Show every line in the entries below where the word "means" appears.

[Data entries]
▼

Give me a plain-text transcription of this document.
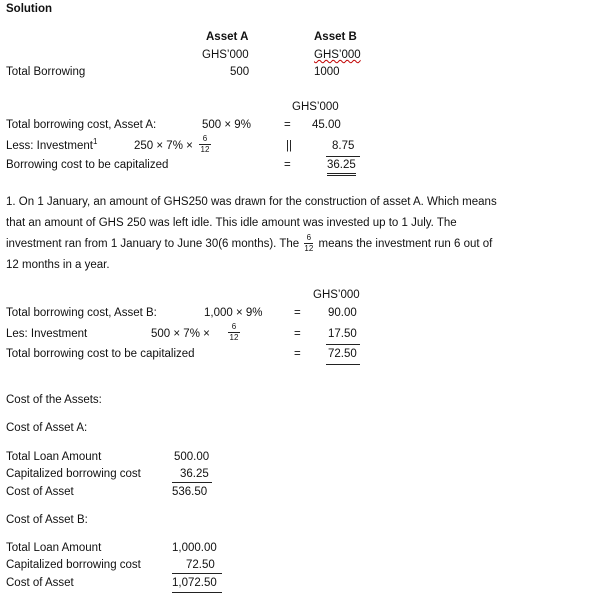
Solution
Asset A	Asset B
GHS’000	GHS’000
Total Borrowing	500	1000
GHS’000
Total borrowing cost, Asset A:	500 × 9%	= 45.00
Less: Investment$^1$	$250 \times 7\% \times \frac{6}{12}$	||	8.75
Borrowing cost to be capitalized	=	36.25
1. On 1 January, an amount of GHS250 was drawn for the construction of asset A. Which means
that an amount of GHS 250 was left idle. This idle amount was invested up to 1 July. The
investment ran from 1 January to June 30(6 months). The $\frac{6}{12}$ means the investment run 6 out of
12 months in a year.
GHS’000
Total borrowing cost, Asset B:	1,000 × 9%	= 90.00
Les: Investment	$500 \times 7\% \times \frac{6}{12}$	= 17.50
Total borrowing cost to be capitalized	= 72.50
Cost of the Assets:
Cost of Asset A:
Total Loan Amount	500.00
Capitalized borrowing cost	36.25
Cost of Asset	536.50
Cost of Asset B:
Total Loan Amount	1,000.00
Capitalized borrowing cost	72.50
Cost of Asset	1,072.50
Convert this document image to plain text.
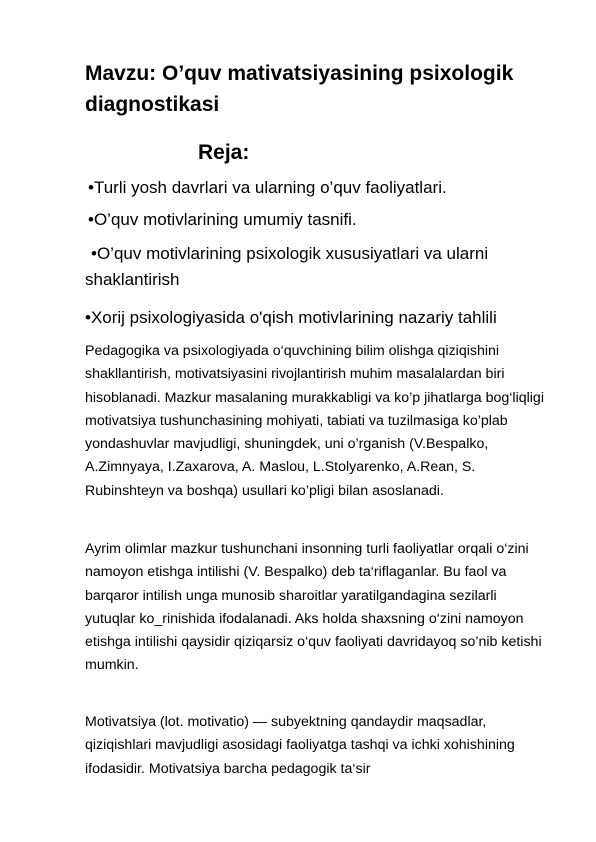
Mavzu: O’quv mativatsiyasining psixologik diagnostikasi
Reja:
•Turli yosh davrlari va ularning o’quv faoliyatlari.
•O’quv motivlarining umumiy tasnifi.
•O’quv motivlarining psixologik xususiyatlari va ularni shaklantirish
•Xorij psixologiyasida o'qish motivlarining nazariy tahlili

Pedagogika va psixologiyada o‘quvchining bilim olishga qiziqishini shakllantirish, motivatsiyasini rivojlantirish muhim masalalardan biri hisoblanadi. Mazkur masalaning murakkabligi va ko’p jihatlarga bog‘liqligi motivatsiya tushunchasining mohiyati, tabiati va tuzilmasiga ko’plab yondashuvlar mavjudligi, shuningdek, uni o’rganish (V.Bespalko, A.Zimnyaya, I.Zaxarova, A. Maslou, L.Stolyarenko, A.Rean, S. Rubinshteyn va boshqa) usullari ko’pligi bilan asoslanadi.

Ayrim olimlar mazkur tushunchani insonning turli faoliyatlar orqali o‘zini namoyon etishga intilishi (V. Bespalko) deb ta‘riflaganlar. Bu faol va barqaror intilish unga munosib sharoitlar yaratilgandagina sezilarli yutuqlar ko_rinishida ifodalanadi. Aks holda shaxsning o‘zini namoyon etishga intilishi qaysidir qiziqarsiz o‘quv faoliyati davridayoq so’nib ketishi mumkin.

Motivatsiya (lot. motivatio) — subyektning qandaydir maqsadlar, qiziqishlari mavjudligi asosidagi faoliyatga tashqi va ichki xohishining ifodasidir. Motivatsiya barcha pedagogik ta‘sir
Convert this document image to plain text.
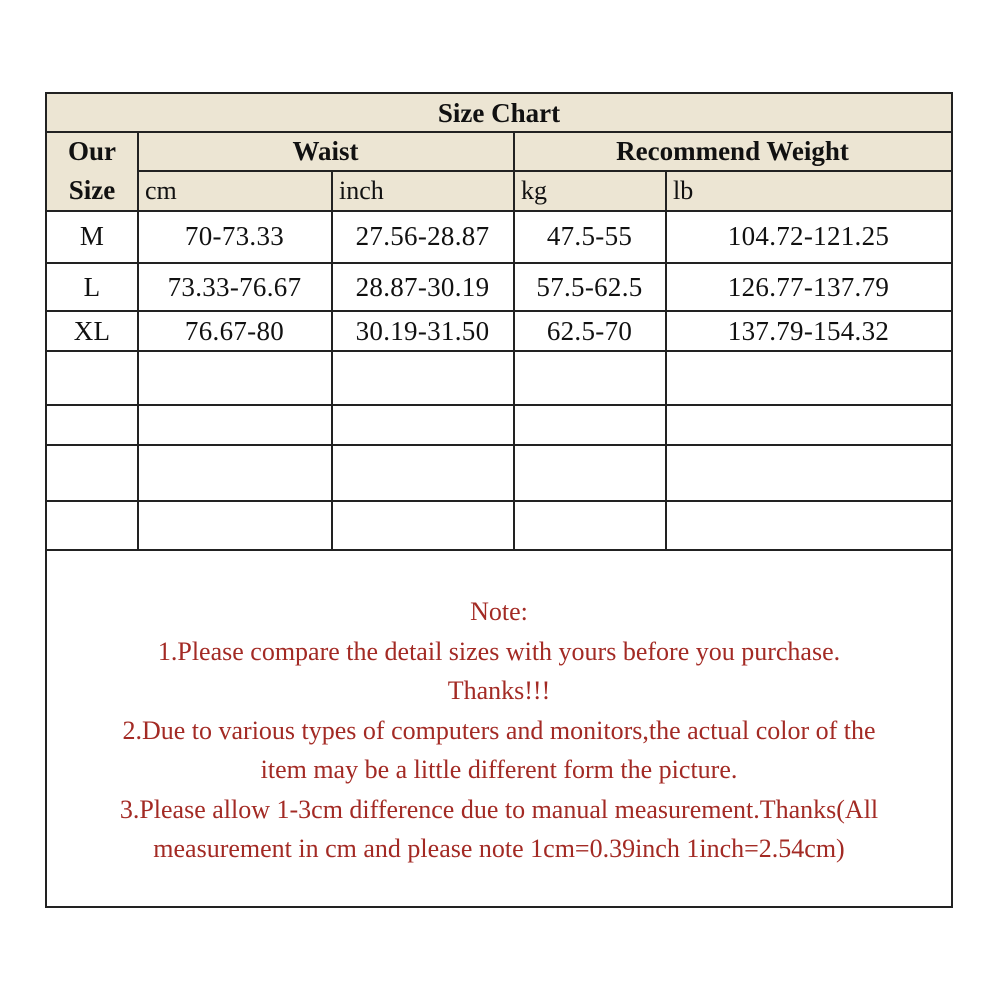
Size Chart
Our
Size
Waist	Recommend Weight
cm	inch	kg	lb
M	70-73.33	27.56-28.87	47.5-55	104.72-121.25
L	73.33-76.67	28.87-30.19	57.5-62.5	126.77-137.79
XL	76.67-80	30.19-31.50	62.5-70	137.79-154.32
Note:
1.Please compare the detail sizes with yours before you purchase.
Thanks!!!
2.Due to various types of computers and monitors,the actual color of the
item may be a little different form the picture.
3.Please allow 1-3cm difference due to manual measurement.Thanks(All
measurement in cm and please note 1cm=0.39inch 1inch=2.54cm)
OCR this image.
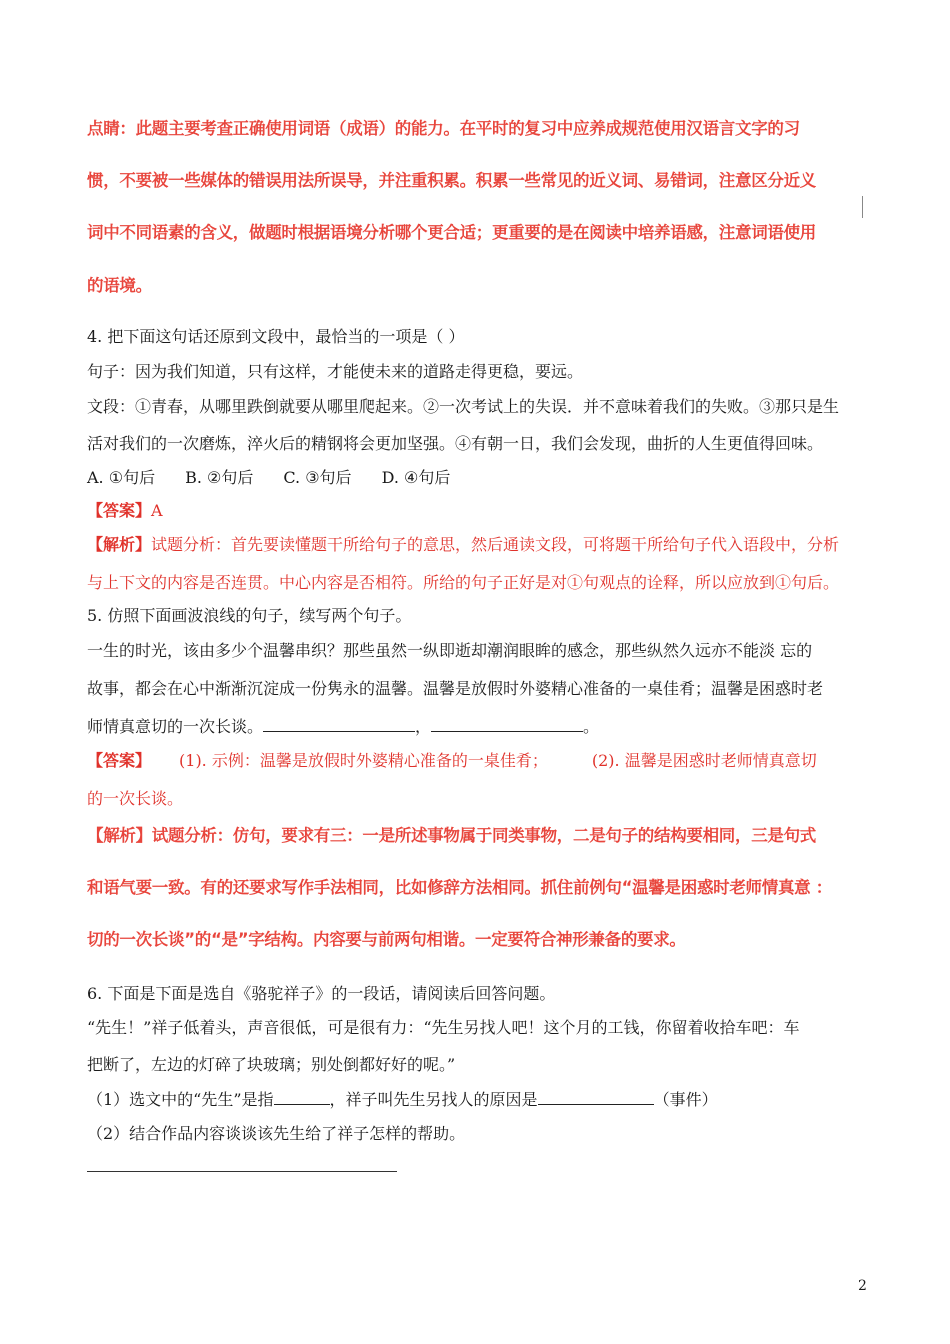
点睛：此题主要考查正确使用词语（成语）的能力。在平时的复习中应养成规范使用汉语言文字的习
惯，不要被一些媒体的错误用法所误导，并注重积累。积累一些常见的近义词、易错词，注意区分近义
词中不同语素的含义，做题时根据语境分析哪个更合适；更重要的是在阅读中培养语感，注意词语使用
的语境。
4. 把下面这句话还原到文段中，最恰当的一项是（ ）
句子：因为我们知道，只有这样，才能使未来的道路走得更稳，要远。
文段：①青春，从哪里跌倒就要从哪里爬起来。②一次考试上的失误．并不意味着我们的失败。③那只是生
活对我们的一次磨炼，淬火后的精钢将会更加坚强。④有朝一日，我们会发现，曲折的人生更值得回味。
A. ①句后 B. ②句后 C. ③句后 D. ④句后
【答案】A
【解析】试题分析：首先要读懂题干所给句子的意思，然后通读文段，可将题干所给句子代入语段中，分析
与上下文的内容是否连贯。中心内容是否相符。所给的句子正好是对①句观点的诠释，所以应放到①句后。
5. 仿照下面画波浪线的句子，续写两个句子。
一生的时光，该由多少个温馨串织？那些虽然一纵即逝却潮润眼眸的感念，那些纵然久远亦不能淡 忘的
故事，都会在心中渐渐沉淀成一份隽永的温馨。温馨是放假时外婆精心准备的一桌佳肴；温馨是困惑时老
师情真意切的一次长谈。	，	。
【答案】 (1). 示例：温馨是放假时外婆精心准备的一桌佳肴；	(2). 温馨是困惑时老师情真意切
的一次长谈。
【解析】试题分析：仿句，要求有三：一是所述事物属于同类事物，二是句子的结构要相同，三是句式
和语气要一致。有的还要求写作手法相同，比如修辞方法相同。抓住前例句“温馨是困惑时老师情真意 ：
切的一次长谈”的“是”字结构。内容要与前两句相谐。一定要符合神形兼备的要求。
6. 下面是下面是选自《骆驼祥子》的一段话，请阅读后回答问题。
“先生！”祥子低着头，声音很低，可是很有力：“先生另找人吧！这个月的工钱，你留着收拾车吧：车
把断了，左边的灯碎了块玻璃；别处倒都好好的呢。”
（1）选文中的“先生”是指	，祥子叫先生另找人的原因是	（事件）
（2）结合作品内容谈谈该先生给了祥子怎样的帮助。
2
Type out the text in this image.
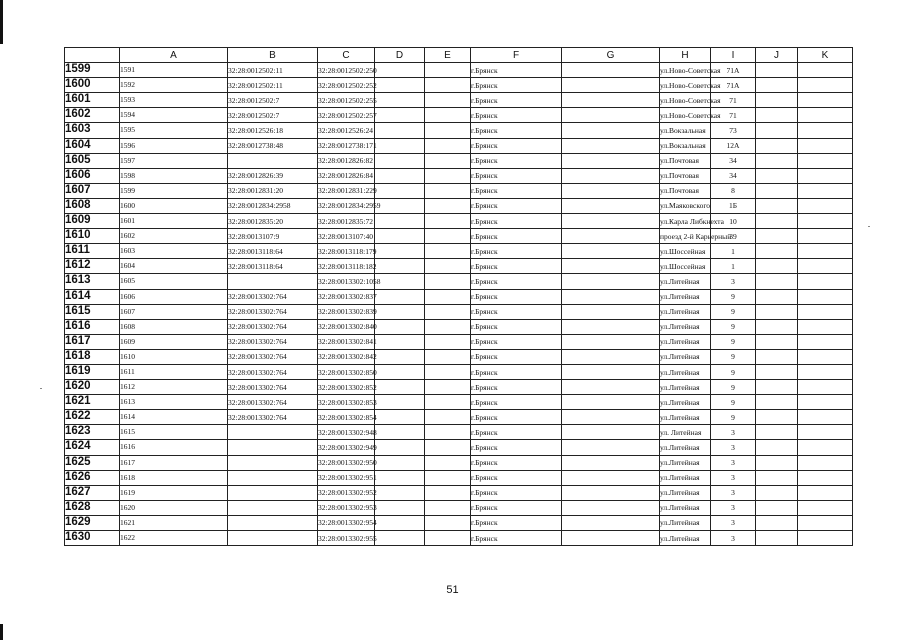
	A	B	C	D	E	F	G	H	I	J	K	
1599	1591	32:28:0012502:11	32:28:0012502:250			г.Брянск		ул.Ново-Советская	71А			
1600	1592	32:28:0012502:11	32:28:0012502:252			г.Брянск		ул.Ново-Советская	71А			
1601	1593	32:28:0012502:7	32:28:0012502:255			г.Брянск		ул.Ново-Советская	71			
1602	1594	32:28:0012502:7	32:28:0012502:257			г.Брянск		ул.Ново-Советская	71			
1603	1595	32:28:0012526:18	32:28:0012526:24			г.Брянск		ул.Вокзальная	73			
1604	1596	32:28:0012738:48	32:28:0012738:171			г.Брянск		ул.Вокзальная	12А			
1605	1597		32:28:0012826:82			г.Брянск		ул.Почтовая	34			
1606	1598	32:28:0012826:39	32:28:0012826:84			г.Брянск		ул.Почтовая	34			
1607	1599	32:28:0012831:20	32:28:0012831:229			г.Брянск		ул.Почтовая	8			
1608	1600	32:28:0012834:2958	32:28:0012834:2959			г.Брянск		ул.Маяковского	1Б			
1609	1601	32:28:0012835:20	32:28:0012835:72			г.Брянск		ул.Карла Либкнехта	10			
1610	1602	32:28:0013107:9	32:28:0013107:40			г.Брянск		проезд 2-й Карьерный	39			
1611	1603	32:28:0013118:64	32:28:0013118:179			г.Брянск		ул.Шоссейная	1			
1612	1604	32:28:0013118:64	32:28:0013118:182			г.Брянск		ул.Шоссейная	1			
1613	1605		32:28:0013302:1058			г.Брянск		ул.Литейная	3			
1614	1606	32:28:0013302:764	32:28:0013302:837			г.Брянск		ул.Литейная	9			
1615	1607	32:28:0013302:764	32:28:0013302:839			г.Брянск		ул.Литейная	9			
1616	1608	32:28:0013302:764	32:28:0013302:840			г.Брянск		ул.Литейная	9			
1617	1609	32:28:0013302:764	32:28:0013302:841			г.Брянск		ул.Литейная	9			
1618	1610	32:28:0013302:764	32:28:0013302:842			г.Брянск		ул.Литейная	9			
1619	1611	32:28:0013302:764	32:28:0013302:850			г.Брянск		ул.Литейная	9			
1620	1612	32:28:0013302:764	32:28:0013302:852			г.Брянск		ул.Литейная	9			
1621	1613	32:28:0013302:764	32:28:0013302:853			г.Брянск		ул.Литейная	9			
1622	1614	32:28:0013302:764	32:28:0013302:854			г.Брянск		ул.Литейная	9			
1623	1615		32:28:0013302:948			г.Брянск		ул. Литейная	3			
1624	1616		32:28:0013302:949			г.Брянск		ул.Литейная	3			
1625	1617		32:28:0013302:950			г.Брянск		ул.Литейная	3			
1626	1618		32:28:0013302:951			г.Брянск		ул.Литейная	3			
1627	1619		32:28:0013302:952			г.Брянск		ул.Литейная	3			
1628	1620		32:28:0013302:953			г.Брянск		ул.Литейная	3			
1629	1621		32:28:0013302:954			г.Брянск		ул.Литейная	3			
1630	1622		32:28:0013302:955			г.Брянск		ул.Литейная	3			
51
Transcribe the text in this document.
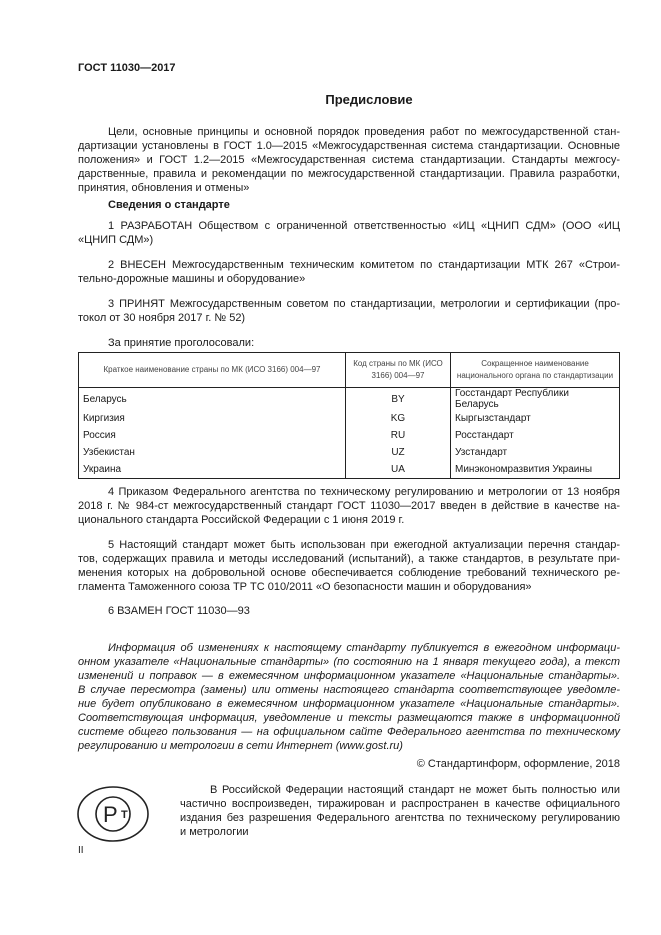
ГОСТ 11030—2017
Предисловие
Цели, основные принципы и основной порядок проведения работ по межгосударственной стан-
дартизации установлены в ГОСТ 1.0—2015 «Межгосударственная система стандартизации. Основные
положения» и ГОСТ 1.2—2015 «Межгосударственная система стандартизации. Стандарты межгосу-
дарственные, правила и рекомендации по межгосударственной стандартизации. Правила разработки,
принятия, обновления и отмены»
Сведения о стандарте
1 РАЗРАБОТАН Обществом с ограниченной ответственностью «ИЦ «ЦНИП СДМ» (ООО «ИЦ
«ЦНИП СДМ»)
2 ВНЕСЕН Межгосударственным техническим комитетом по стандартизации МТК 267 «Строи-
тельно-дорожные машины и оборудование»
3 ПРИНЯТ Межгосударственным советом по стандартизации, метрологии и сертификации (про-
токол от 30 ноября 2017 г. № 52)
За принятие проголосовали:
Краткое наименование страны по МК (ИСО 3166) 004—97	Код страны по МК (ИСО 3166) 004—97	Сокращенное наименование национального органа по стандартизации
Беларусь	BY	Госстандарт Республики Беларусь
Киргизия	KG	Кыргызстандарт
Россия	RU	Росстандарт
Узбекистан	UZ	Узстандарт
Украина	UA	Минэкономразвития Украины
4 Приказом Федерального агентства по техническому регулированию и метрологии от 13 ноября
2018 г. № 984-ст межгосударственный стандарт ГОСТ 11030—2017 введен в действие в качестве на-
ционального стандарта Российской Федерации с 1 июня 2019 г.
5 Настоящий стандарт может быть использован при ежегодной актуализации перечня стандар-
тов, содержащих правила и методы исследований (испытаний), а также стандартов, в результате при-
менения которых на добровольной основе обеспечивается соблюдение требований технического ре-
гламента Таможенного союза ТР ТС 010/2011 «О безопасности машин и оборудования»
6 ВЗАМЕН ГОСТ 11030—93
Информация об изменениях к настоящему стандарту публикуется в ежегодном информаци-
онном указателе «Национальные стандарты» (по состоянию на 1 января текущего года), а текст
изменений и поправок — в ежемесячном информационном указателе «Национальные стандарты».
В случае пересмотра (замены) или отмены настоящего стандарта соответствующее уведомле-
ние будет опубликовано в ежемесячном информационном указателе «Национальные стандарты».
Соответствующая информация, уведомление и тексты размещаются также в информационной
системе общего пользования — на официальном сайте Федерального агентства по техническому
регулированию и метрологии в сети Интернет (www.gost.ru)
© Стандартинформ, оформление, 2018
P T
В Российской Федерации настоящий стандарт не может быть полностью или
частично воспроизведен, тиражирован и распространен в качестве официального
издания без разрешения Федерального агентства по техническому регулированию
и метрологии
II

▲

[Result of this exercise]
1. On 1 January, an amount of GHS250 was drawn for the construction of asset A. Which means
investment ran from 1 January to June 30(6 months). The $\frac{6}{12}$ means the investment run 6 out of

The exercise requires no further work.